▶ INFORMATION PROVIDED
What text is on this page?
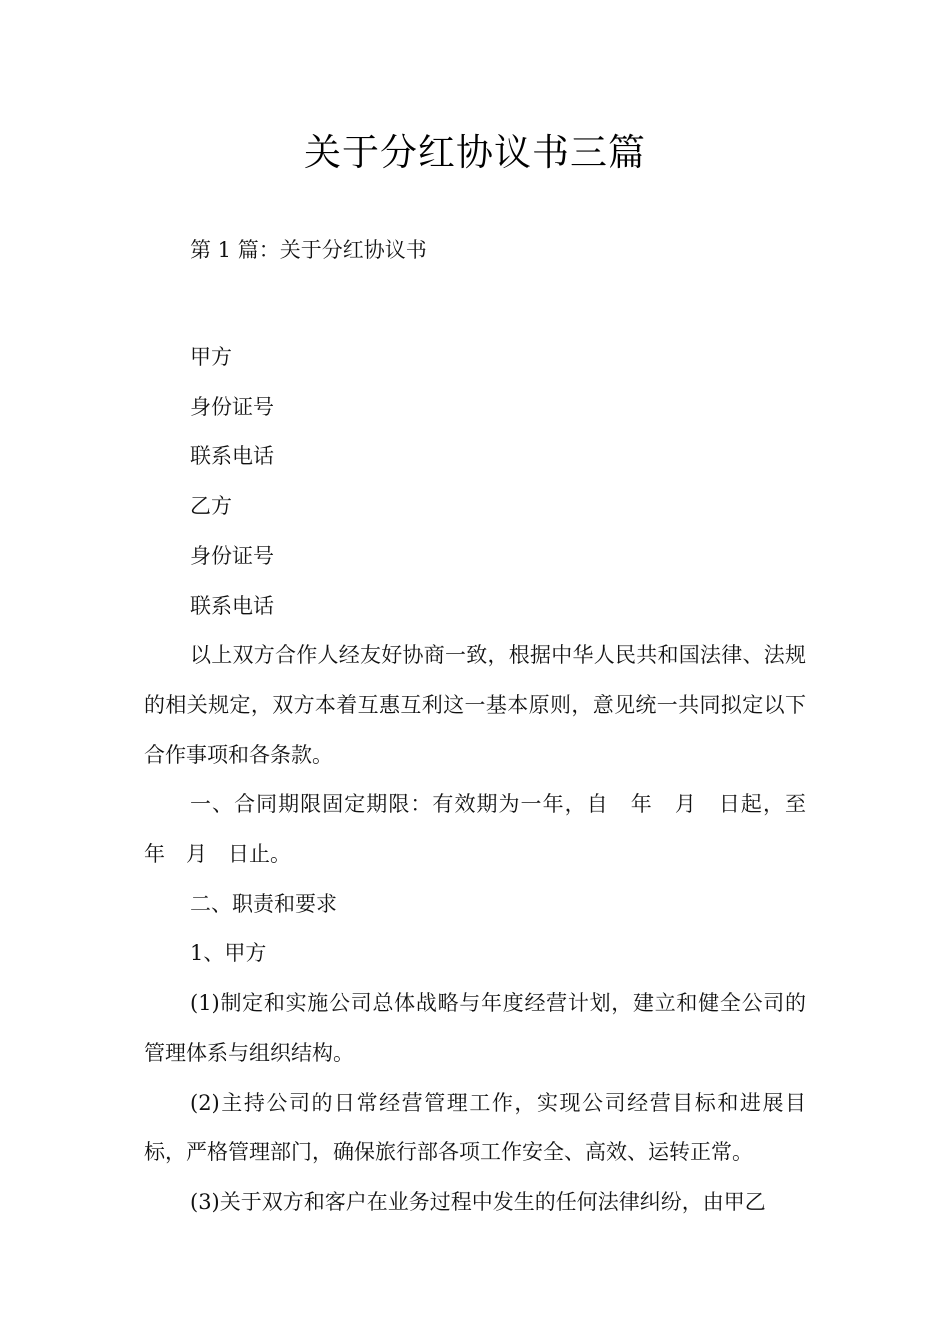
关于分红协议书三篇
第 1 篇：关于分红协议书

甲方

身份证号

联系电话

乙方

身份证号

联系电话

以上双方合作人经友好协商一致，根据中华人民共和国法律、法规的相关规定，双方本着互惠互利这一基本原则，意见统一共同拟定以下合作事项和各条款。

一、合同期限固定期限：有效期为一年，自　年　月　日起，至　年　月　日止。

二、职责和要求

1、甲方

(1)制定和实施公司总体战略与年度经营计划，建立和健全公司的管理体系与组织结构。

(2)主持公司的日常经营管理工作，实现公司经营目标和进展目标，严格管理部门，确保旅行部各项工作安全、高效、运转正常。

(3)关于双方和客户在业务过程中发生的任何法律纠纷，由甲乙
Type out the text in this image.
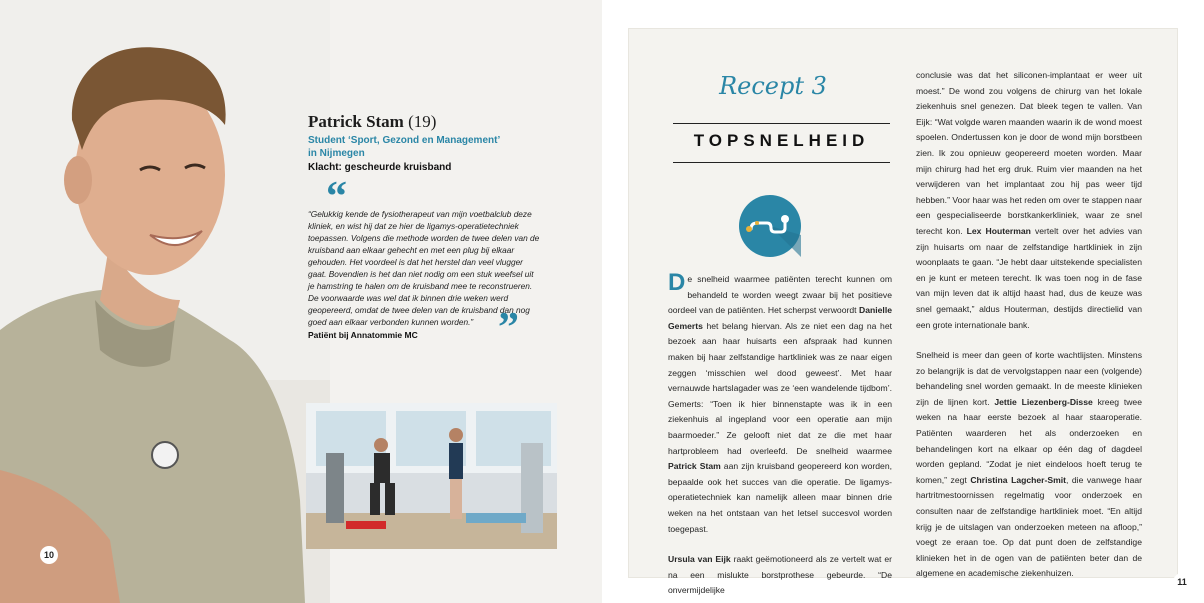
Patrick Stam (19)
Student ‘Sport, Gezond en Management’
in Nijmegen
Klacht: gescheurde kruisband
“
“Gelukkig kende de fysiotherapeut van mijn voetbalclub deze kliniek, en wist hij dat ze hier de ligamys-operatietechniek toepassen. Volgens die methode worden de twee delen van de kruisband aan elkaar gehecht en met een plug bij elkaar gehouden. Het voordeel is dat het herstel dan veel vlugger gaat. Bovendien is het dan niet nodig om een stuk weefsel uit je hamstring te halen om de kruisband mee te reconstrueren. De voorwaarde was wel dat ik binnen drie weken werd geopereerd, omdat de twee delen van de kruisband dan nog goed aan elkaar verbonden kunnen worden.” ”
Patiënt bij Annatommie MC
10
Recept 3
TOPSNELHEID

De snelheid waarmee patiënten terecht kunnen om behandeld te worden weegt zwaar bij het positieve oordeel van de patiënten. Het scherpst verwoordt Danielle Gemerts het belang hiervan. Als ze niet een dag na het bezoek aan haar huisarts een afspraak had kunnen maken bij haar zelfstandige hartkliniek was ze naar eigen zeggen ‘misschien wel dood geweest’. Met haar vernauwde hartslagader was ze ‘een wandelende tijdbom’. Gemerts: “Toen ik hier binnenstapte was ik in een ziekenhuis al ingepland voor een operatie aan mijn baarmoeder.” Ze gelooft niet dat ze die met haar hartprobleem had overleefd. De snelheid waarmee Patrick Stam aan zijn kruisband geopereerd kon worden, bepaalde ook het succes van die operatie. De ligamys-operatietechniek kan namelijk alleen maar binnen drie weken na het ontstaan van het letsel succesvol worden toegepast.

Ursula van Eijk raakt geëmotioneerd als ze vertelt wat er na een mislukte borstprothese gebeurde. “De onvermijdelijke

conclusie was dat het siliconen-implantaat er weer uit moest.” De wond zou volgens de chirurg van het lokale ziekenhuis snel genezen. Dat bleek tegen te vallen. Van Eijk: “Wat volgde waren maanden waarin ik de wond moest spoelen. Ondertussen kon je door de wond mijn borstbeen zien. Ik zou opnieuw geopereerd moeten worden. Maar mijn chirurg had het erg druk. Ruim vier maanden na het verwijderen van het implantaat zou hij pas weer tijd hebben.” Voor haar was het reden om over te stappen naar een gespecialiseerde borstkankerkliniek, waar ze snel terecht kon. Lex Houterman vertelt over het advies van zijn huisarts om naar de zelfstandige hartkliniek in zijn woonplaats te gaan. “Je hebt daar uitstekende specialisten en je kunt er meteen terecht. Ik was toen nog in de fase van mijn leven dat ik altijd haast had, dus de keuze was snel gemaakt,” aldus Houterman, destijds directielid van een grote internationale bank.

Snelheid is meer dan geen of korte wachtlijsten. Minstens zo belangrijk is dat de vervolgstappen naar een (volgende) behandeling snel worden gemaakt. In de meeste klinieken zijn de lijnen kort. Jettie Liezenberg-Disse kreeg twee weken na haar eerste bezoek al haar staaroperatie. Patiënten waarderen het als onderzoeken en behandelingen kort na elkaar op één dag of dagdeel worden gepland. “Zodat je niet eindeloos hoeft terug te komen,” zegt Christina Lagcher-Smit, die vanwege haar hartritmestoornissen regelmatig voor onderzoek en consulten naar de zelfstandige hartkliniek moet. “En altijd krijg je de uitslagen van onderzoeken meteen na afloop,” voegt ze eraan toe. Op dat punt doen de zelfstandige klinieken het in de ogen van de patiënten beter dan de algemene en academische ziekenhuizen.

11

▶ WHAT YOU SHOULD DO
What is the number of lines above that hold the string "kruisband"? Answer with that number alone.

▶ RESPONSE
3